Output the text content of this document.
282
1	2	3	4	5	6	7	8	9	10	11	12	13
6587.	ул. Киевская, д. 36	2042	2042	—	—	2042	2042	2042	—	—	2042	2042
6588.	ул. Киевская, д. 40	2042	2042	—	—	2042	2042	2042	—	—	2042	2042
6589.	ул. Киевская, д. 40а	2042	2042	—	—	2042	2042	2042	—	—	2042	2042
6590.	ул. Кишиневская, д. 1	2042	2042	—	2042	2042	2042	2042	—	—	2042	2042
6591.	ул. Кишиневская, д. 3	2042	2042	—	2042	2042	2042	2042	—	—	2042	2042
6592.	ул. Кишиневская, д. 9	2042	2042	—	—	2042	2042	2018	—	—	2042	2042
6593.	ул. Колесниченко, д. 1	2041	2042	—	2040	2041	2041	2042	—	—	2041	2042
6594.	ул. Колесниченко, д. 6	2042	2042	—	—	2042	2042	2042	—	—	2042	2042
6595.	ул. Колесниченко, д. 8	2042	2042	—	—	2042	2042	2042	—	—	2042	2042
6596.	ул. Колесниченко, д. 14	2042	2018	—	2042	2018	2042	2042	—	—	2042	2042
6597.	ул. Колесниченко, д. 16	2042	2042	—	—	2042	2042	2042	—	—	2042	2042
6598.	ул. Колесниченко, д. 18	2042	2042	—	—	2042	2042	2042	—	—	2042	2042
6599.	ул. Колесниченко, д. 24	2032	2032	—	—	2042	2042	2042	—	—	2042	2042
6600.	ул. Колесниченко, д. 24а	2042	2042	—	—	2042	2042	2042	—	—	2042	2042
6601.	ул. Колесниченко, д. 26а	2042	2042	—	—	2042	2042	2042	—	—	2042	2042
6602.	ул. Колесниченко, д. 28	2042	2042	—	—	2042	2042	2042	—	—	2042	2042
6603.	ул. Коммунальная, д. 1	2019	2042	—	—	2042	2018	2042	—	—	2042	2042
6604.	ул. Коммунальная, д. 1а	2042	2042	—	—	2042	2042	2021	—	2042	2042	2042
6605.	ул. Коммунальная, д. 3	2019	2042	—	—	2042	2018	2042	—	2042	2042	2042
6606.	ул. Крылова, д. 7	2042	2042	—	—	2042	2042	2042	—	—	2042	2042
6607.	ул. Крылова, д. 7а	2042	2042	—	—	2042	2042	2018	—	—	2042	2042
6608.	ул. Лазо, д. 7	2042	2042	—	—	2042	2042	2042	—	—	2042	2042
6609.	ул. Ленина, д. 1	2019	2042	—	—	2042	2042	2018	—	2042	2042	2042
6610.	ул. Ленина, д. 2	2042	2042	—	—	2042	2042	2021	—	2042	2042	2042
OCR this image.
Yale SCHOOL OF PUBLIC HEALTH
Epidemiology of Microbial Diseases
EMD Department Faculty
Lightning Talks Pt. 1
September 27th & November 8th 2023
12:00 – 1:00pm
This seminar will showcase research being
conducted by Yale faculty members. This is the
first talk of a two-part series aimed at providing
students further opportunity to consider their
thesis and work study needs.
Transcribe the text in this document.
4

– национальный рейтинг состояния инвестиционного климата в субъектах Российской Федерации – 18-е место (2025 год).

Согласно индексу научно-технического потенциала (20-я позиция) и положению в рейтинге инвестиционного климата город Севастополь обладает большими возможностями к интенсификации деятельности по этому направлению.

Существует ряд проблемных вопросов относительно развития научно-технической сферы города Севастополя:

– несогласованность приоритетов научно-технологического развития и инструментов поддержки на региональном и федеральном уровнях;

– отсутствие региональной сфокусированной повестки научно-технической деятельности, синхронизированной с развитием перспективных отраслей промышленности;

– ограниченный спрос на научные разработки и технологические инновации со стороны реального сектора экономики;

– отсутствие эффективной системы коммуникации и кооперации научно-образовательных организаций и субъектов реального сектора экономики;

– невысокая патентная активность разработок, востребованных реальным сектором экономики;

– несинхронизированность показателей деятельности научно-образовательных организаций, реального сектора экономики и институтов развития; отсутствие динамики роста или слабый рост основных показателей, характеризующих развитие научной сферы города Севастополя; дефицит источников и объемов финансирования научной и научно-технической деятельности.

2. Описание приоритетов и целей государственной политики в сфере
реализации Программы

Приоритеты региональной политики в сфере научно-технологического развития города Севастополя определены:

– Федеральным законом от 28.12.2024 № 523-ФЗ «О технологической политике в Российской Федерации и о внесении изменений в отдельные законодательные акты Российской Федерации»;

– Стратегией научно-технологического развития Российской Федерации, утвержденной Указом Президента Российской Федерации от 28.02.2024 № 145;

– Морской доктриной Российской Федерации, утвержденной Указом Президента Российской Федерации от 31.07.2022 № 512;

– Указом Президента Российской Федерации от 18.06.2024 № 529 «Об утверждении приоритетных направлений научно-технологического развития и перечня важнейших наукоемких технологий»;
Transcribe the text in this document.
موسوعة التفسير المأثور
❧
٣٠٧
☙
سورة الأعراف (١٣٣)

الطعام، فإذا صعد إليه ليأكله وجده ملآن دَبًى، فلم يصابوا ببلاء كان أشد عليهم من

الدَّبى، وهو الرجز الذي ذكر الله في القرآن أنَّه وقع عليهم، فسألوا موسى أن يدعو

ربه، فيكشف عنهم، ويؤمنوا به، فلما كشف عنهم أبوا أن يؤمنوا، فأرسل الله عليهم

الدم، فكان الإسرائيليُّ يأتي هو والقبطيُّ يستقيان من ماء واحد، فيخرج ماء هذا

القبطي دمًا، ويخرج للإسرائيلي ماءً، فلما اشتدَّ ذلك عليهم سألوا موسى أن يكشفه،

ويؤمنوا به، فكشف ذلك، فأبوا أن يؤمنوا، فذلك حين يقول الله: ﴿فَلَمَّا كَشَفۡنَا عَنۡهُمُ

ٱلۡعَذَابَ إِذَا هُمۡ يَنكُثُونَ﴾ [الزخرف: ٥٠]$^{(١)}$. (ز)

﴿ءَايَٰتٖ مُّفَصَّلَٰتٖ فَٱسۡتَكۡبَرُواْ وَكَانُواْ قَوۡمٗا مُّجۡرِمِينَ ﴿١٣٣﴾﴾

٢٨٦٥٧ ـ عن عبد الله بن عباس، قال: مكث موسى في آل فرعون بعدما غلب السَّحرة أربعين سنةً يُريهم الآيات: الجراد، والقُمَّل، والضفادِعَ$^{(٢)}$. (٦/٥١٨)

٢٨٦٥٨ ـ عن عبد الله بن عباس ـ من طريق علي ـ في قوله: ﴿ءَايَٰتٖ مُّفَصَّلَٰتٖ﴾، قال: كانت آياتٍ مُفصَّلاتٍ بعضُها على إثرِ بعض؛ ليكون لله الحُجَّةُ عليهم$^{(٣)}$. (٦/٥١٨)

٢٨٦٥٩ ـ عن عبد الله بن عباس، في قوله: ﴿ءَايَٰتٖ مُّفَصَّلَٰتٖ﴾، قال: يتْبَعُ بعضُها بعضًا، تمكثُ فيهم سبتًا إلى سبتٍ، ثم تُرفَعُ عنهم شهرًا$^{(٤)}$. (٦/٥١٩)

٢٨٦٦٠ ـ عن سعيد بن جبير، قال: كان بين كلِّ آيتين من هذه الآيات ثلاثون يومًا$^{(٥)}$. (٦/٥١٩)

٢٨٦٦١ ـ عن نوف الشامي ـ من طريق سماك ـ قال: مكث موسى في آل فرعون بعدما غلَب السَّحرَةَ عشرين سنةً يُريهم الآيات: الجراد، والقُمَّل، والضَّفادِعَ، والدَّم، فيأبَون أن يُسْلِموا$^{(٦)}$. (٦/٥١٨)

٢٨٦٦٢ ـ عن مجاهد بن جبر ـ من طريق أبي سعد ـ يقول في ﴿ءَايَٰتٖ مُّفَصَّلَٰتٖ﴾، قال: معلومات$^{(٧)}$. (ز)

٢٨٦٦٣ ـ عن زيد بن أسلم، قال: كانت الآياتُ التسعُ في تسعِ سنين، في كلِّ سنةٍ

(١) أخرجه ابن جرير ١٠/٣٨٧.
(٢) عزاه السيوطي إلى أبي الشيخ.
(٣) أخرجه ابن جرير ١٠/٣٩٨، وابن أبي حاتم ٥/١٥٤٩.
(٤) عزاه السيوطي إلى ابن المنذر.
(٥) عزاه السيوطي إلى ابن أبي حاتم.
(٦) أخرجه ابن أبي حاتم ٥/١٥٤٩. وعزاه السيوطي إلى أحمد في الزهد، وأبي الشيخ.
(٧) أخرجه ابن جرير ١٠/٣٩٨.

# The request:
Copy down every line of the entries containing the word "Ленина".

# Solution for this exercise:
6609.	ул. Ленина, д. 1	2019	2042	—	—	2042	2042	2018	—	2042	2042	2042
6610.	ул. Ленина, д. 2	2042	2042	—	—	2042	2042	2021	—	2042	2042	2042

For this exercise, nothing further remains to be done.